<<<<

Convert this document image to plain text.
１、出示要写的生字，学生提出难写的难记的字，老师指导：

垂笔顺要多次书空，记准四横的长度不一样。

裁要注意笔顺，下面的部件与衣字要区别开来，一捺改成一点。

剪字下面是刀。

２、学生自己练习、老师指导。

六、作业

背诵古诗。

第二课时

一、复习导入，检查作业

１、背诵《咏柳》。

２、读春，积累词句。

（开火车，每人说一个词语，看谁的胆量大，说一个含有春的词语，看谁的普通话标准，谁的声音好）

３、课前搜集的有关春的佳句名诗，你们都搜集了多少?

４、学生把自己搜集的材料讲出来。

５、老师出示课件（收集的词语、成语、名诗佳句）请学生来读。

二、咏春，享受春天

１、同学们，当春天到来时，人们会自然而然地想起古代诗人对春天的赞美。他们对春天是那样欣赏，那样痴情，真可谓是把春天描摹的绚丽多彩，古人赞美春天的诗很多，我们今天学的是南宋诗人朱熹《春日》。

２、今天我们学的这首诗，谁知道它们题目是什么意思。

>>>>

REQUEST:
Reproduce each record shown above without altering a single word.

EXERCISE RESULT:
Convert this document image to plain text.
１、出示要写的生字，学生提出难写的难记的字，老师指导：

垂笔顺要多次书空，记准四横的长度不一样。

裁要注意笔顺，下面的部件与衣字要区别开来，一捺改成一点。

剪字下面是刀。

２、学生自己练习、老师指导。

六、作业

背诵古诗。

第二课时

一、复习导入，检查作业

１、背诵《咏柳》。

２、读春，积累词句。

（开火车，每人说一个词语，看谁的胆量大，说一个含有春的词语，看谁的普通话标准，谁的声音好）

３、课前搜集的有关春的佳句名诗，你们都搜集了多少?

４、学生把自己搜集的材料讲出来。

５、老师出示课件（收集的词语、成语、名诗佳句）请学生来读。

二、咏春，享受春天

１、同学们，当春天到来时，人们会自然而然地想起古代诗人对春天的赞美。他们对春天是那样欣赏，那样痴情，真可谓是把春天描摹的绚丽多彩，古人赞美春天的诗很多，我们今天学的是南宋诗人朱熹《春日》。

２、今天我们学的这首诗，谁知道它们题目是什么意思。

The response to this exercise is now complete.